## start DATA EXCERPTS
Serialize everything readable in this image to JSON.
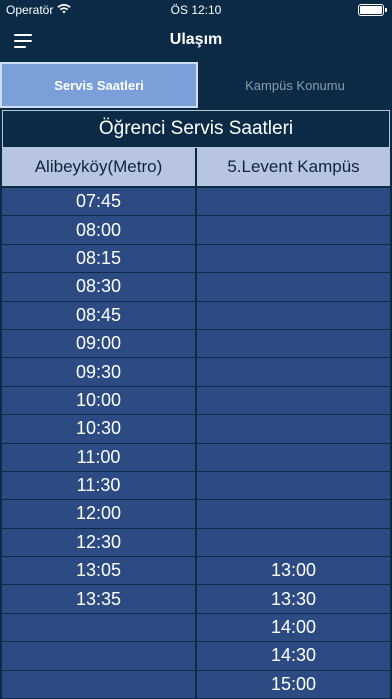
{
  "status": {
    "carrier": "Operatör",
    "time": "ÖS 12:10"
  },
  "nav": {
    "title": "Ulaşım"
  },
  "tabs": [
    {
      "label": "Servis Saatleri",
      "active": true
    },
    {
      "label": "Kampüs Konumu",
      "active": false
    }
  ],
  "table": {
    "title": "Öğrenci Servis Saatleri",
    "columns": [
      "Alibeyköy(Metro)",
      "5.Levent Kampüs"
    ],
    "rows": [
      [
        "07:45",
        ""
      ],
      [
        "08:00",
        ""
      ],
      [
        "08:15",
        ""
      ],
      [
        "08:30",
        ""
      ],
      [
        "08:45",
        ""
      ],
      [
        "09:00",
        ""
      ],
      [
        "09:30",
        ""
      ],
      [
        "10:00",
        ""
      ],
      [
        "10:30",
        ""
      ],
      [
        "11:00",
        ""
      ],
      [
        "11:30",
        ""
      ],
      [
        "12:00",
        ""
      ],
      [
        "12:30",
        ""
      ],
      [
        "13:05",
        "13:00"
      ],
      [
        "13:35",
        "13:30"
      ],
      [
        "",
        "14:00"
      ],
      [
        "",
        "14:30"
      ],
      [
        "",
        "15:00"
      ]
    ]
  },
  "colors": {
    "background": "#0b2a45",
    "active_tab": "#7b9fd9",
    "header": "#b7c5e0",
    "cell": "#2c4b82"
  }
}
## end DATA EXCERPTS
**PROMPT:**
Except for the pictures, give all the material above again verbatim.

**WRITTEN ANSWER:**
Serialize everything readable in this image to JSON.
{
  "status": {
    "carrier": "Operatör",
    "time": "ÖS 12:10"
  },
  "nav": {
    "title": "Ulaşım"
  },
  "tabs": [
    {
      "label": "Servis Saatleri",
      "active": true
    },
    {
      "label": "Kampüs Konumu",
      "active": false
    }
  ],
  "table": {
    "title": "Öğrenci Servis Saatleri",
    "columns": [
      "Alibeyköy(Metro)",
      "5.Levent Kampüs"
    ],
    "rows": [
      [
        "07:45",
        ""
      ],
      [
        "08:00",
        ""
      ],
      [
        "08:15",
        ""
      ],
      [
        "08:30",
        ""
      ],
      [
        "08:45",
        ""
      ],
      [
        "09:00",
        ""
      ],
      [
        "09:30",
        ""
      ],
      [
        "10:00",
        ""
      ],
      [
        "10:30",
        ""
      ],
      [
        "11:00",
        ""
      ],
      [
        "11:30",
        ""
      ],
      [
        "12:00",
        ""
      ],
      [
        "12:30",
        ""
      ],
      [
        "13:05",
        "13:00"
      ],
      [
        "13:35",
        "13:30"
      ],
      [
        "",
        "14:00"
      ],
      [
        "",
        "14:30"
      ],
      [
        "",
        "15:00"
      ]
    ]
  },
  "colors": {
    "background": "#0b2a45",
    "active_tab": "#7b9fd9",
    "header": "#b7c5e0",
    "cell": "#2c4b82"
  }
}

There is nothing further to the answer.